Records from a data source:
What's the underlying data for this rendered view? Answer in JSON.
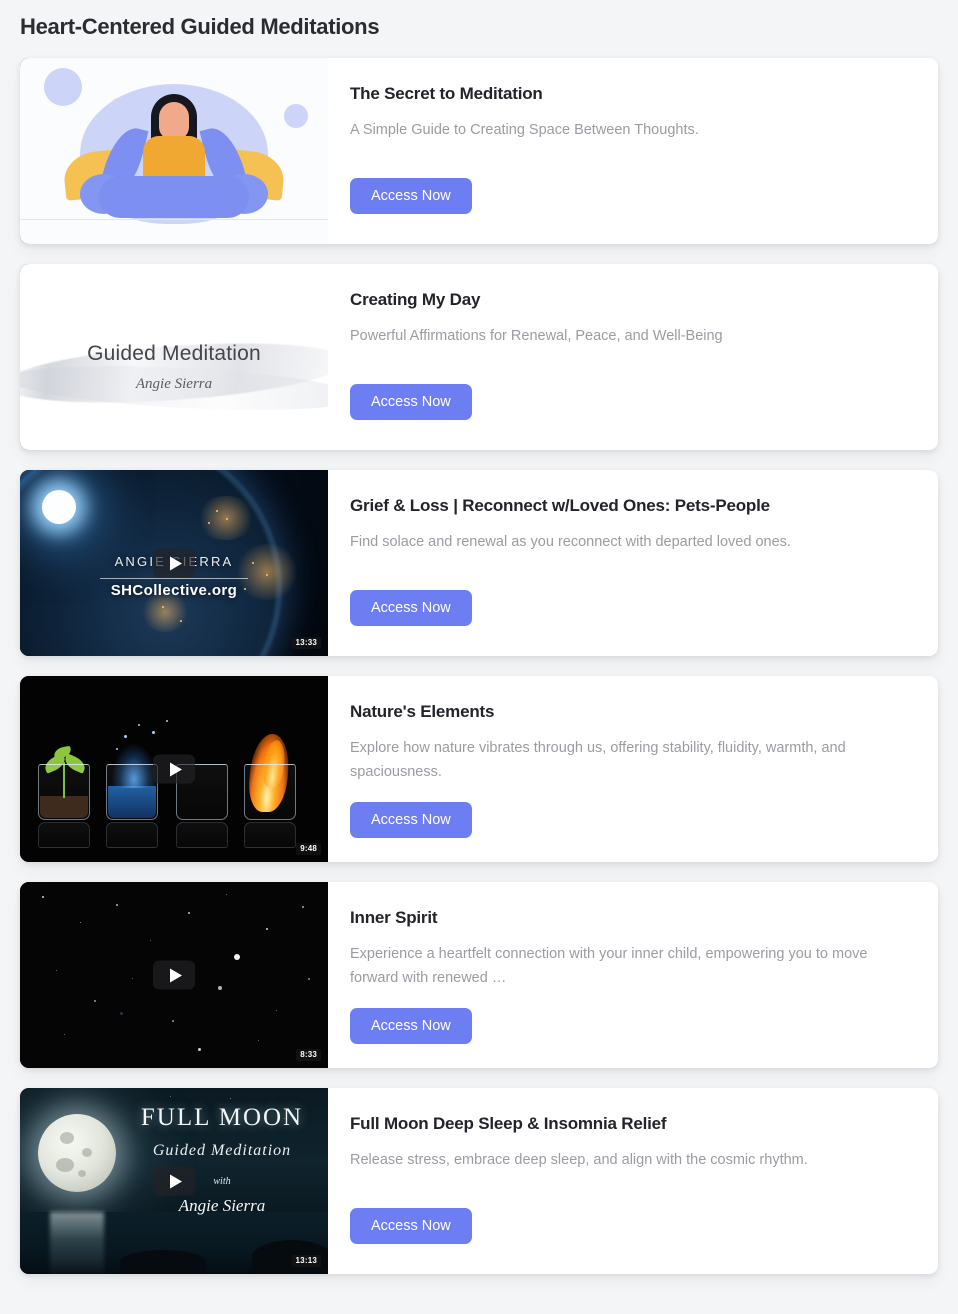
{
  "page": {
    "title": "Heart-Centered Guided Meditations",
    "accent_color": "#6d7ef2",
    "background_color": "#f4f5f7"
  },
  "cards": [
    {
      "title": "The Secret to Meditation",
      "description": "A Simple Guide to Creating Space Between Thoughts.",
      "button_label": "Access Now",
      "thumbnail": {
        "kind": "illustration",
        "art_name": "woman-meditating-lotus-illustration",
        "has_play_button": false,
        "duration": ""
      }
    },
    {
      "title": "Creating My Day",
      "description": "Powerful Affirmations for Renewal, Peace, and Well-Being",
      "button_label": "Access Now",
      "thumbnail": {
        "kind": "title-card",
        "art_name": "guided-meditation-white-title-card",
        "has_play_button": false,
        "duration": "",
        "overlay_title": "Guided Meditation",
        "overlay_author": "Angie Sierra"
      }
    },
    {
      "title": "Grief & Loss | Reconnect w/Loved Ones: Pets-People",
      "description": "Find solace and renewal as you reconnect with departed loved ones.",
      "button_label": "Access Now",
      "thumbnail": {
        "kind": "video",
        "art_name": "earth-from-space-sunrise",
        "has_play_button": true,
        "duration": "13:33",
        "overlay_brand": "ANGIE SIERRA",
        "overlay_site": "SHCollective.org"
      }
    },
    {
      "title": "Nature's Elements",
      "description": "Explore how nature vibrates through us, offering stability, fluidity, warmth, and spaciousness.",
      "button_label": "Access Now",
      "thumbnail": {
        "kind": "video",
        "art_name": "four-glasses-earth-water-air-fire",
        "has_play_button": true,
        "duration": "9:48"
      }
    },
    {
      "title": "Inner Spirit",
      "description": "Experience a heartfelt connection with your inner child, empowering you to move forward with renewed …",
      "button_label": "Access Now",
      "thumbnail": {
        "kind": "video",
        "art_name": "starfield-night-sky",
        "has_play_button": true,
        "duration": "8:33"
      }
    },
    {
      "title": "Full Moon Deep Sleep & Insomnia Relief",
      "description": "Release stress, embrace deep sleep, and align with the cosmic rhythm.",
      "button_label": "Access Now",
      "thumbnail": {
        "kind": "video",
        "art_name": "full-moon-over-water",
        "has_play_button": true,
        "duration": "13:13",
        "overlay_line1": "FULL MOON",
        "overlay_line2": "Guided Meditation",
        "overlay_line3": "with",
        "overlay_line4": "Angie Sierra"
      }
    }
  ]
}
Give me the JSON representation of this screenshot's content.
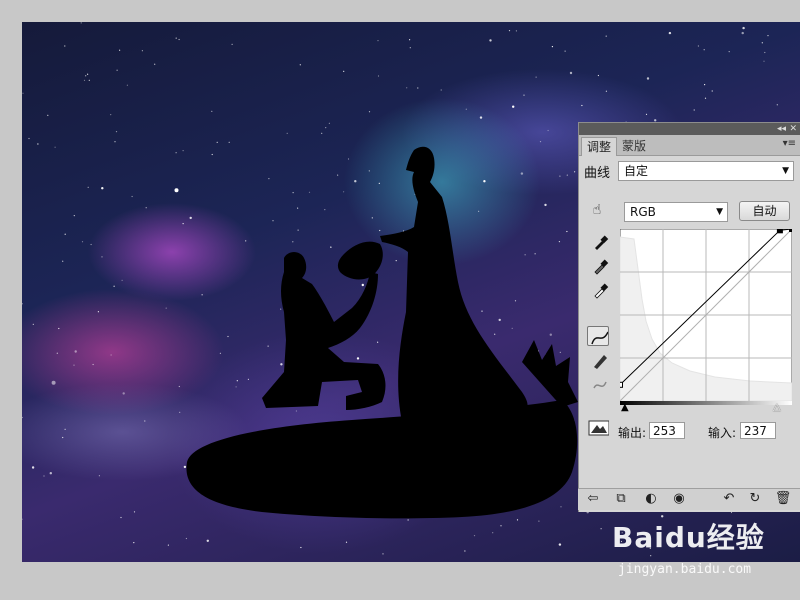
{
  "panel": {
    "tabs": [
      {
        "label": "调整",
        "active": true
      },
      {
        "label": "蒙版",
        "active": false
      }
    ],
    "curves_label": "曲线",
    "preset_value": "自定",
    "channel_value": "RGB",
    "auto_button": "自动",
    "output_label": "输出:",
    "output_value": "253",
    "input_label": "输入:",
    "input_value": "237",
    "titlebar_icons": [
      "collapse-icon",
      "close-icon"
    ],
    "tool_icons": [
      "hand-adjust-icon",
      "black-eyedropper-icon",
      "gray-eyedropper-icon",
      "white-eyedropper-icon",
      "curve-point-icon",
      "pencil-draw-icon",
      "smooth-curve-icon",
      "clipping-warning-icon"
    ],
    "bottom_icons": [
      "back-arrow-icon",
      "clip-layer-icon",
      "mask-icon",
      "visibility-eye-icon",
      "reset-previous-icon",
      "reset-default-icon",
      "trash-icon"
    ]
  },
  "curve": {
    "points": [
      {
        "input": 0,
        "output": 24
      },
      {
        "input": 237,
        "output": 253
      },
      {
        "input": 255,
        "output": 255
      }
    ]
  },
  "watermark": {
    "logo": "Baidu经验",
    "url": "jingyan.baidu.com"
  },
  "colors": {
    "panel_bg": "#d6d6d6",
    "titlebar": "#5b5b5b",
    "histogram": "#f2f2f2",
    "curve_line": "#000000"
  }
}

WHAT IS EXPECTED: Gather all the lines that include the word "eyedropper" and copy them out.

EXERCISE OUTPUT:
      "black-eyedropper-icon",
      "gray-eyedropper-icon",
      "white-eyedropper-icon",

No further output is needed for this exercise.